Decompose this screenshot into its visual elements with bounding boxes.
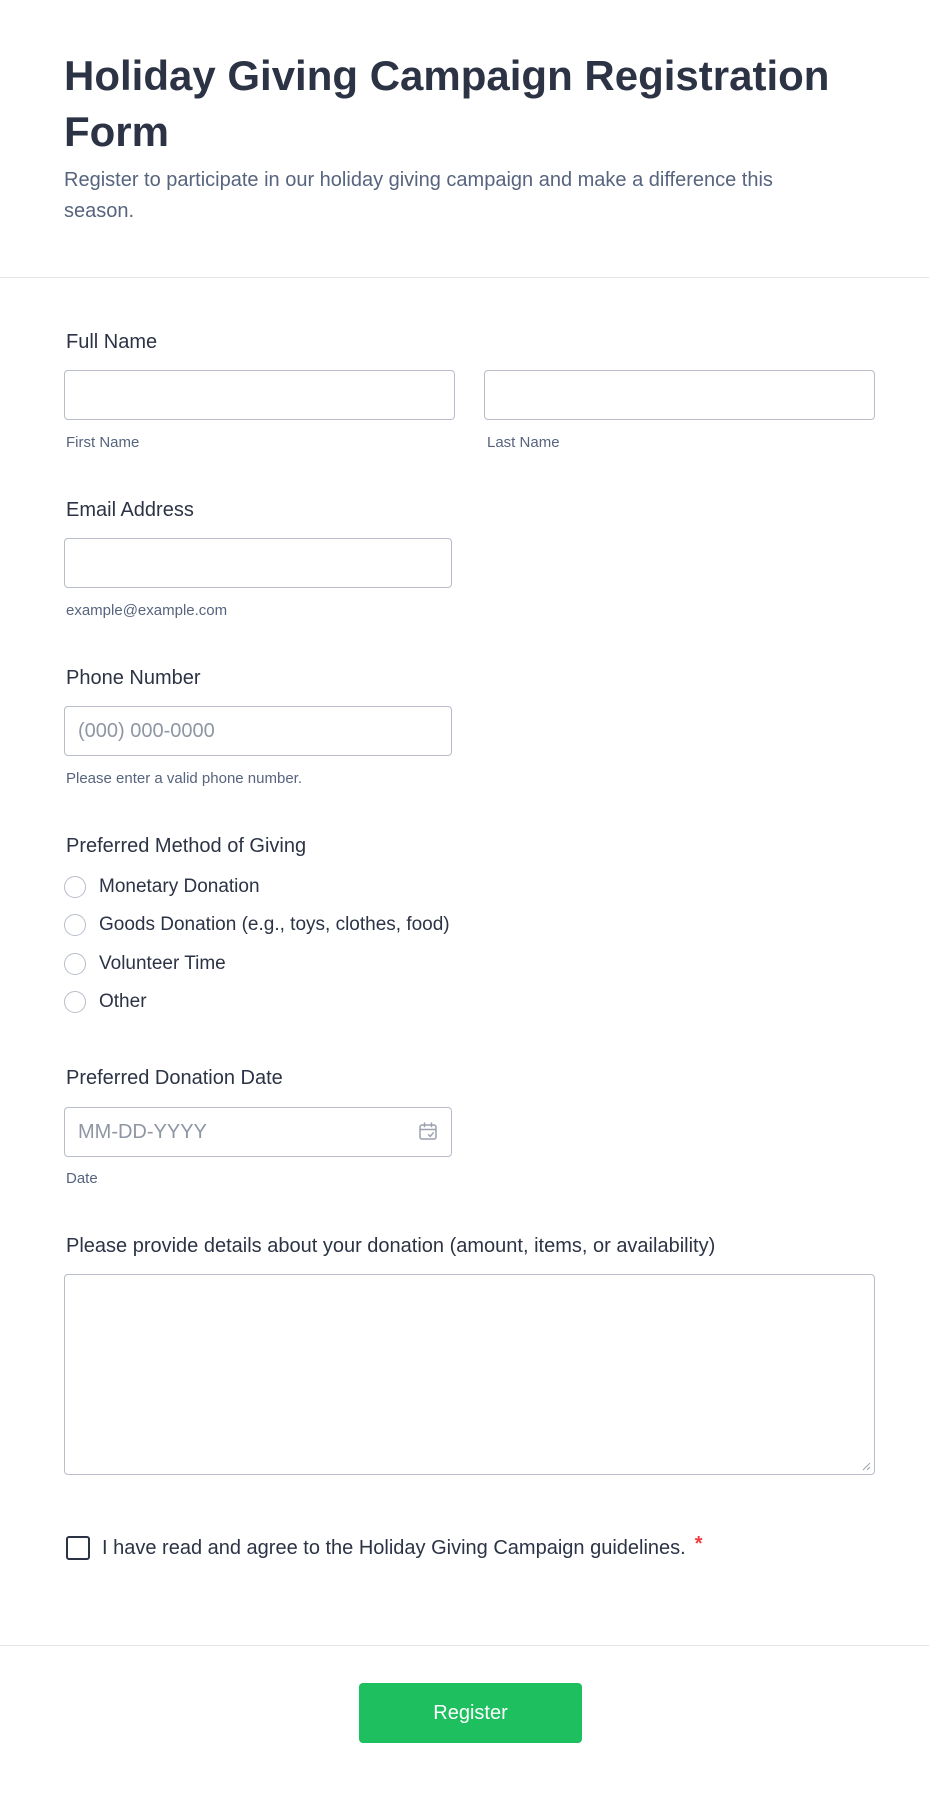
form-subtitle: Register to participate in our holiday giving campaign and make a difference this season. — [64, 169, 773, 222]
donation-date-sublabel: Date — [66, 1170, 98, 1187]
form-title: Holiday Giving Campaign Registration Form — [64, 52, 830, 155]
giving-method-label: Preferred Method of Giving — [66, 835, 307, 857]
required-asterisk: * — [694, 1532, 703, 1555]
calendar-icon[interactable] — [417, 1120, 439, 1142]
radio-option-label: Goods Donation (e.g., toys, clothes, food) — [99, 914, 450, 935]
donation-date-label: Preferred Donation Date — [66, 1067, 283, 1089]
phone-label: Phone Number — [66, 667, 201, 689]
radio-button[interactable] — [64, 876, 86, 898]
full-name-label: Full Name — [66, 331, 158, 353]
radio-button[interactable] — [64, 914, 86, 936]
agreement-checkbox-row[interactable] — [66, 1532, 703, 1561]
agreement-label: I have read and agree to the Holiday Giving Campaign guidelines. — [102, 1536, 686, 1559]
radio-button[interactable] — [64, 991, 86, 1013]
radio-option-monetary[interactable] — [64, 874, 260, 900]
details-label: Please provide details about your donation (amount, items, or availability) — [66, 1235, 716, 1257]
last-name-input[interactable] — [484, 370, 875, 420]
first-name-sublabel: First Name — [66, 434, 140, 451]
register-button[interactable]: Register — [359, 1683, 582, 1743]
form-header — [0, 0, 929, 278]
radio-button[interactable] — [64, 953, 86, 975]
last-name-sublabel: Last Name — [487, 434, 560, 451]
radio-option-label: Other — [99, 991, 147, 1012]
agreement-checkbox[interactable] — [66, 1536, 90, 1560]
resize-handle-icon[interactable] — [861, 1461, 871, 1471]
email-label: Email Address — [66, 499, 194, 521]
radio-option-label: Volunteer Time — [99, 953, 226, 974]
email-sublabel: example@example.com — [66, 602, 228, 619]
radio-option-volunteer[interactable] — [64, 951, 226, 977]
radio-option-label: Monetary Donation — [99, 876, 260, 897]
radio-option-other[interactable] — [64, 989, 147, 1015]
radio-option-goods[interactable] — [64, 912, 450, 938]
first-name-input[interactable] — [64, 370, 455, 420]
email-input[interactable] — [64, 538, 452, 588]
phone-input[interactable] — [64, 706, 452, 756]
details-textarea[interactable] — [64, 1274, 875, 1475]
donation-date-input[interactable] — [64, 1107, 452, 1157]
phone-sublabel: Please enter a valid phone number. — [66, 770, 302, 787]
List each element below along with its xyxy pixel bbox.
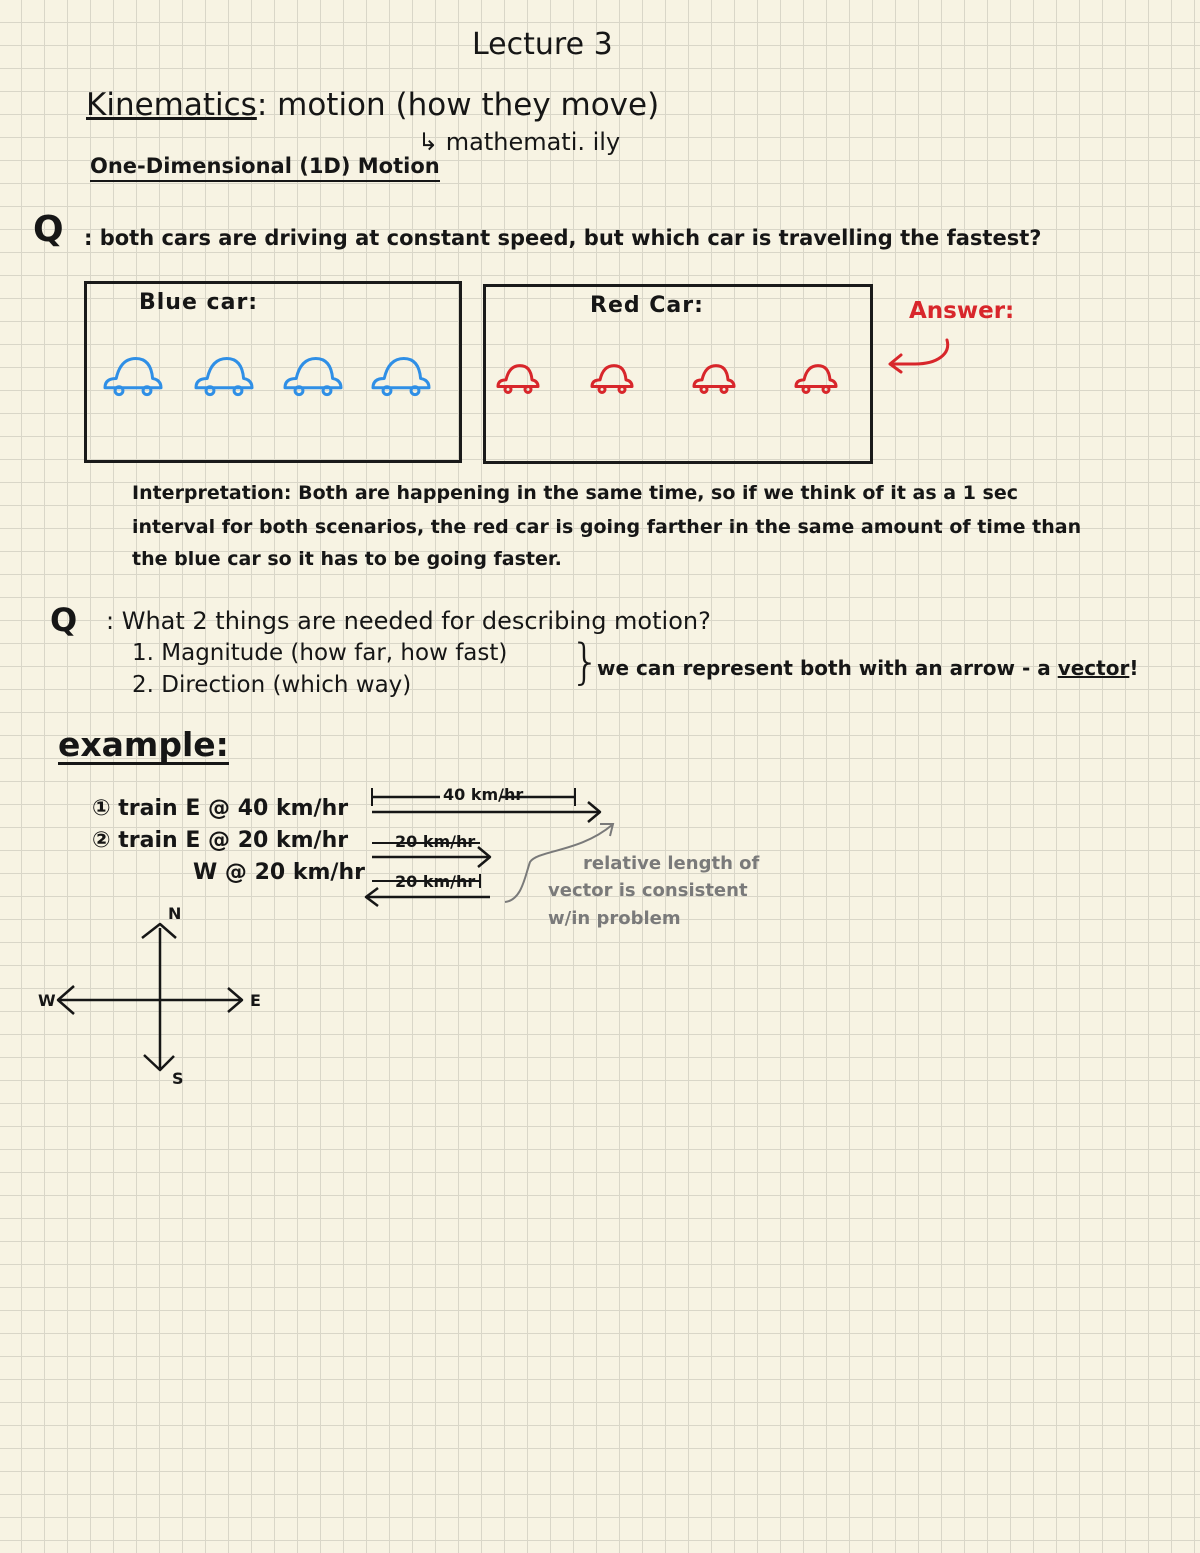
wheel — [803, 387, 809, 393]
wheel — [115, 387, 123, 395]
red-car-icon — [498, 366, 538, 393]
blue-car-icon — [373, 358, 429, 394]
brace: } — [570, 634, 601, 690]
blue-car-icon — [105, 358, 161, 394]
wheel — [323, 387, 331, 395]
wheel — [234, 387, 242, 395]
wheel — [823, 387, 829, 393]
vector-20-east-label: 20 km/hr — [395, 832, 476, 851]
question1-mark: Q — [33, 209, 64, 250]
question2-mark: Q — [50, 601, 78, 639]
vector-note-prefix: we can represent both with an arrow - a — [597, 656, 1058, 680]
red-cars — [486, 287, 870, 461]
compass-west: W — [38, 991, 56, 1010]
interpretation-line-1: Interpretation: Both are happening in the same time, so if we think of it as a 1 sec — [132, 482, 1018, 504]
answer-arrow-icon — [885, 336, 955, 376]
compass-east: E — [250, 991, 261, 1010]
answer-label: Answer: — [909, 298, 1015, 324]
blue-car-label: Blue car: — [139, 290, 259, 315]
wheel — [619, 387, 625, 393]
wheel — [143, 387, 151, 395]
kinematics-sub: ↳ mathemati. ily — [418, 128, 621, 156]
interpretation-line-2: interval for both scenarios, the red car is going farther in the same amount of time than — [132, 516, 1082, 538]
red-car-icon — [694, 366, 734, 393]
list-item-magnitude: 1. Magnitude (how far, how fast) — [132, 640, 508, 666]
vector-40-label: 40 km/hr — [443, 785, 524, 804]
vector-note-line-1: relative length of — [583, 853, 760, 874]
wheel — [206, 387, 214, 395]
vector-note — [597, 658, 1138, 678]
wheel — [295, 387, 303, 395]
question2-text: : What 2 things are needed for describing motion? — [106, 607, 711, 635]
page-title: Lecture 3 — [472, 27, 613, 62]
kinematics-line — [86, 87, 660, 123]
vector-note-term: vector — [1057, 656, 1130, 680]
compass-south: S — [172, 1069, 184, 1088]
wheel — [525, 387, 531, 393]
kinematics-definition: : motion (how they move) — [256, 87, 660, 123]
compass-north: N — [168, 904, 182, 923]
red-car-label: Red Car: — [590, 293, 704, 318]
section-heading: One-Dimensional (1D) Motion — [90, 156, 440, 182]
wheel — [701, 387, 707, 393]
red-car-icon — [592, 366, 632, 393]
blue-car-icon — [285, 358, 341, 394]
wheel — [505, 387, 511, 393]
vector-20-west-label: 20 km/hr — [395, 872, 476, 891]
question1-text: : both cars are driving at constant speed, but which car is travelling the fastest? — [84, 226, 1042, 250]
train-2-west: W @ 20 km/hr — [193, 860, 365, 885]
kinematics-term: Kinematics — [86, 87, 257, 123]
train-2: ② train E @ 20 km/hr — [92, 828, 349, 853]
train-1: ① train E @ 40 km/hr — [92, 796, 349, 821]
red-car-icon — [796, 366, 836, 393]
wheel — [721, 387, 727, 393]
interpretation-line-3: the blue car so it has to be going faster. — [132, 548, 562, 570]
blue-car-box — [84, 281, 462, 463]
vector-note-suffix: ! — [1129, 656, 1139, 680]
example-heading: example: — [58, 725, 229, 764]
wheel — [383, 387, 391, 395]
blue-car-icon — [196, 358, 252, 394]
blue-cars — [87, 284, 459, 460]
red-car-box — [483, 284, 873, 464]
vector-note-line-2: vector is consistent — [548, 880, 748, 901]
wheel — [411, 387, 419, 395]
wheel — [599, 387, 605, 393]
compass-diagram — [30, 900, 280, 1100]
vector-note-line-3: w/in problem — [548, 908, 681, 929]
list-item-direction: 2. Direction (which way) — [132, 672, 412, 698]
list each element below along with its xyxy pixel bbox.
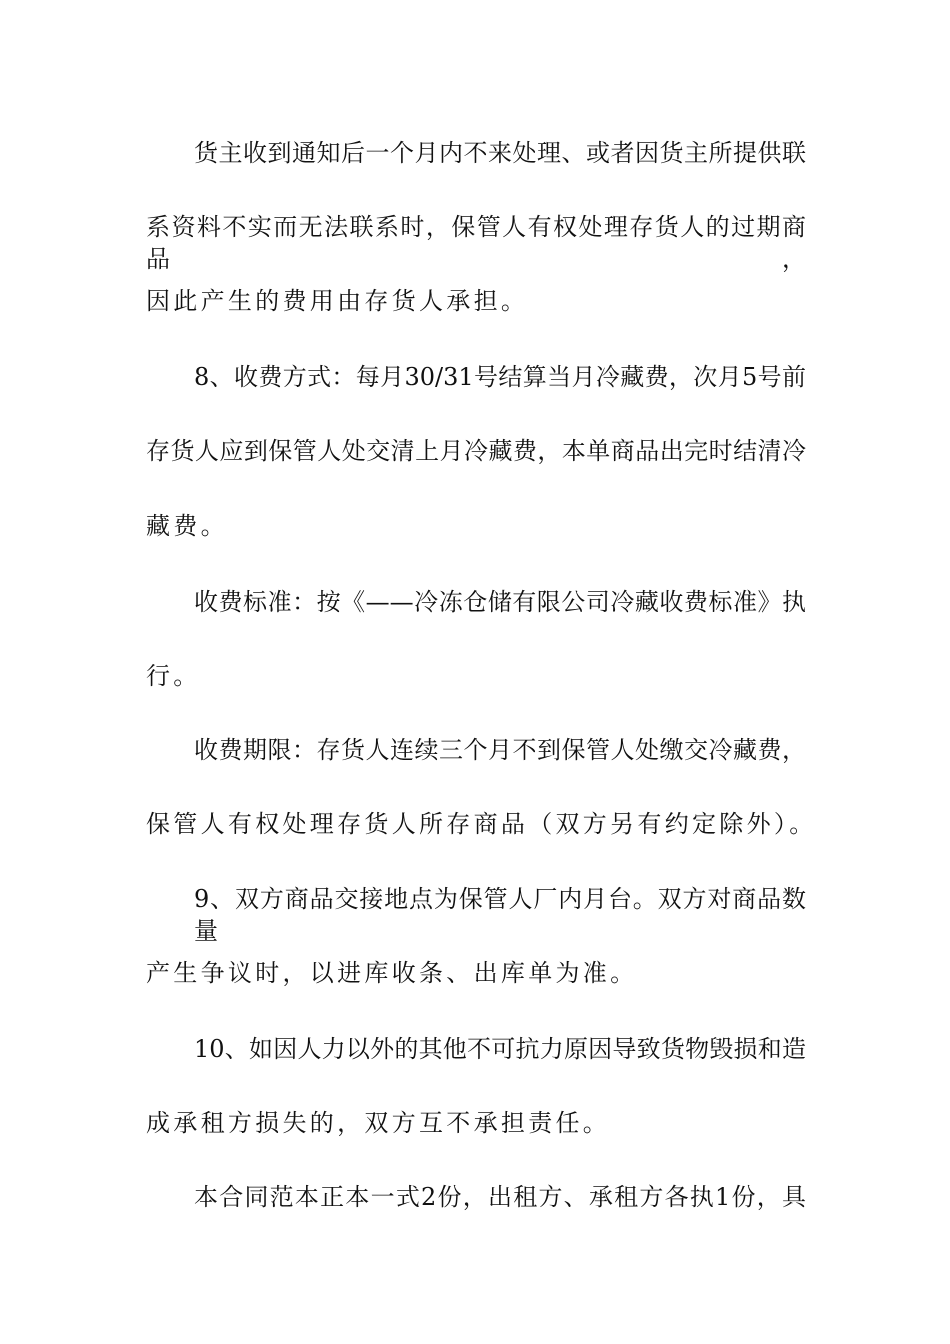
paragraph-line: 产生争议时，以进库收条、出库单为准。 xyxy=(146,959,638,987)
paragraph-line: 8、收费方式：每月30/31号结算当月冷藏费，次月5号前 xyxy=(194,363,806,391)
paragraph-line: 成承租方损失的，双方互不承担责任。 xyxy=(146,1109,611,1137)
paragraph-line: 本合同范本正本一式2份，出租方、承租方各执1份，具 xyxy=(194,1183,806,1211)
paragraph-line: 10、如因人力以外的其他不可抗力原因导致货物毁损和造 xyxy=(194,1035,806,1063)
paragraph-line: 系资料不实而无法联系时，保管人有权处理存货人的过期商品， xyxy=(146,213,806,273)
paragraph-line: 收费期限：存货人连续三个月不到保管人处缴交冷藏费， xyxy=(194,736,806,764)
paragraph-line: 收费标准：按《——冷冻仓储有限公司冷藏收费标准》执 xyxy=(194,588,806,616)
paragraph-line: 9、双方商品交接地点为保管人厂内月台。双方对商品数量 xyxy=(194,885,806,945)
paragraph-line: 货主收到通知后一个月内不来处理、或者因货主所提供联 xyxy=(194,139,806,167)
paragraph-line: 存货人应到保管人处交清上月冷藏费，本单商品出完时结清冷 xyxy=(146,437,806,465)
paragraph-line: 因此产生的费用由存货人承担。 xyxy=(146,287,529,315)
paragraph-line: 藏费。 xyxy=(146,512,228,540)
paragraph-line: 行。 xyxy=(146,662,201,690)
paragraph-line: 保管人有权处理存货人所存商品（双方另有约定除外）。 xyxy=(146,810,817,838)
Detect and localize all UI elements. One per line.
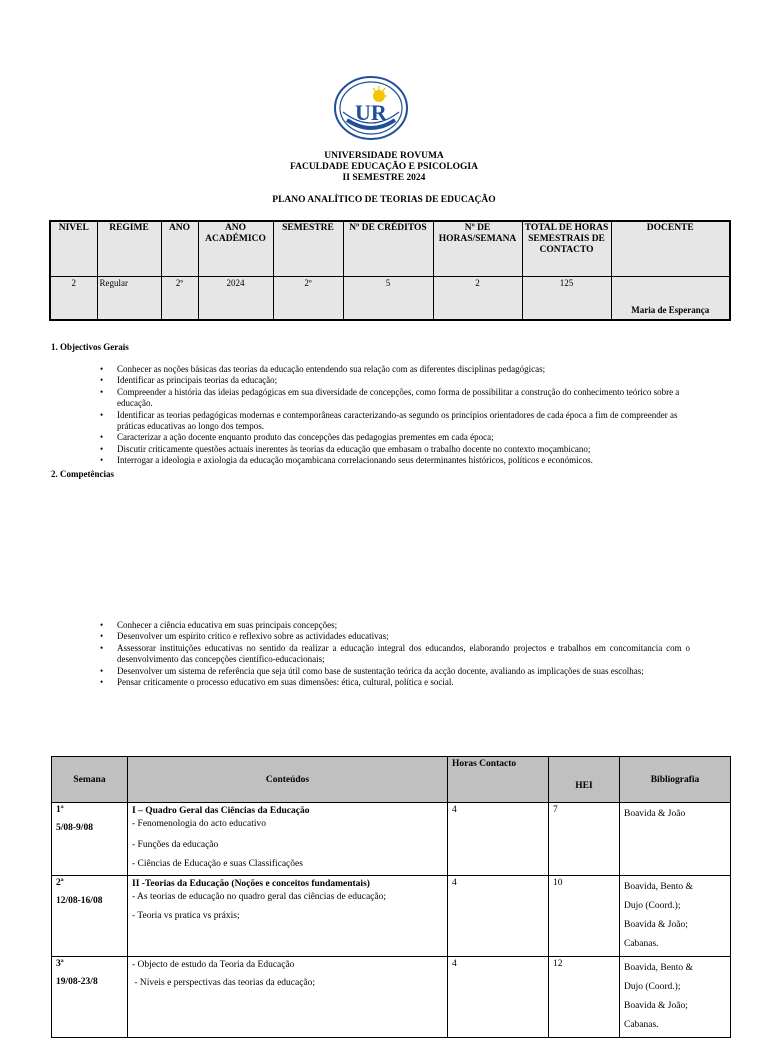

▶ **What this task involves**:
Extract the lines running from the line with "form-subtitle: Register to" to the line with "donation-date-sublabel: Date —", reproducing each one unchanged.

▶ **Result**:
form-subtitle: Register to participate in our holiday giving campaign and make a difference this season. — [64, 169, 773, 222]
donation-date-sublabel: Date — [66, 1170, 98, 1187]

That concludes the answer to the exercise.